## To be done
Sort through the data and copy the lines holding the word "бөгет".

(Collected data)
= = = = = = =

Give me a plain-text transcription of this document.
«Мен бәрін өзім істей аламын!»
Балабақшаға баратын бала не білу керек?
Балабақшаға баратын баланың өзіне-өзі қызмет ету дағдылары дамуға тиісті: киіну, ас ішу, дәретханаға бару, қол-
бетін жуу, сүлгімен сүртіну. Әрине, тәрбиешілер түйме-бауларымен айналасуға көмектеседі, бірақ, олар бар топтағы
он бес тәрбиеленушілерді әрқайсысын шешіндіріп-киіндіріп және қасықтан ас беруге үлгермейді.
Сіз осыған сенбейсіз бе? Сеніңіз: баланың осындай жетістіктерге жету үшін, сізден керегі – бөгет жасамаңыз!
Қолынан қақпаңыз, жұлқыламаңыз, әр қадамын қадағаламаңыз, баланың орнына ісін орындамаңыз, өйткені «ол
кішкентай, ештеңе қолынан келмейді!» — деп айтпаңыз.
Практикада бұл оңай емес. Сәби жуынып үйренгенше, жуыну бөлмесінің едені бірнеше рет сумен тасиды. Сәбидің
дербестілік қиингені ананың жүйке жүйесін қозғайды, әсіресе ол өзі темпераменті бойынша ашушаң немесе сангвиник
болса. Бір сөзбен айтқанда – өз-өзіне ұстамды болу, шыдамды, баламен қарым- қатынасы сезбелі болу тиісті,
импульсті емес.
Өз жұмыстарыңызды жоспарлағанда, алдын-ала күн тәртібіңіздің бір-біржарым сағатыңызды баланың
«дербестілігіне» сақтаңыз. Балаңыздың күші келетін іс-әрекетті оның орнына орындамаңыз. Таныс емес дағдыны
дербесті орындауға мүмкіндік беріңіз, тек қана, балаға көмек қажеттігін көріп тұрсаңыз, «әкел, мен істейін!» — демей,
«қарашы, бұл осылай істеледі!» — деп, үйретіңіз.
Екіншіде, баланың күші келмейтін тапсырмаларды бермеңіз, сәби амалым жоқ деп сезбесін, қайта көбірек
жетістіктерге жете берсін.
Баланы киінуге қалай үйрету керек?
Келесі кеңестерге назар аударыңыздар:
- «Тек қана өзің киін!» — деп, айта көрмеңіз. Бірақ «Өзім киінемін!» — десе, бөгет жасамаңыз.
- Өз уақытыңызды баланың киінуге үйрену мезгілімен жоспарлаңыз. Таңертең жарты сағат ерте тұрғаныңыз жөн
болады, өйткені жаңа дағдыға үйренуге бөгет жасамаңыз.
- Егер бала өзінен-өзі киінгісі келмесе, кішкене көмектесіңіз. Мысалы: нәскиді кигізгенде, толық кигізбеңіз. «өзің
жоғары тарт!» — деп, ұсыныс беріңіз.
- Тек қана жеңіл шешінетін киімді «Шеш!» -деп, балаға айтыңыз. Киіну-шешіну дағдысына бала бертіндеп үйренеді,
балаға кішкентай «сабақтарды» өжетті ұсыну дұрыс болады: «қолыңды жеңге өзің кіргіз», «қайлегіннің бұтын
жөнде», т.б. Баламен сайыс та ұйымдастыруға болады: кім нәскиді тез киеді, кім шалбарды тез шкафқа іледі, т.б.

= = = = = = =

## Task response
Сіз осыған сенбейсіз бе? Сеніңіз: баланың осындай жетістіктерге жету үшін, сізден керегі – бөгет жасамаңыз!
- «Тек қана өзің киін!» — деп, айта көрмеңіз. Бірақ «Өзім киінемін!» — десе, бөгет жасамаңыз.
болады, өйткені жаңа дағдыға үйренуге бөгет жасамаңыз.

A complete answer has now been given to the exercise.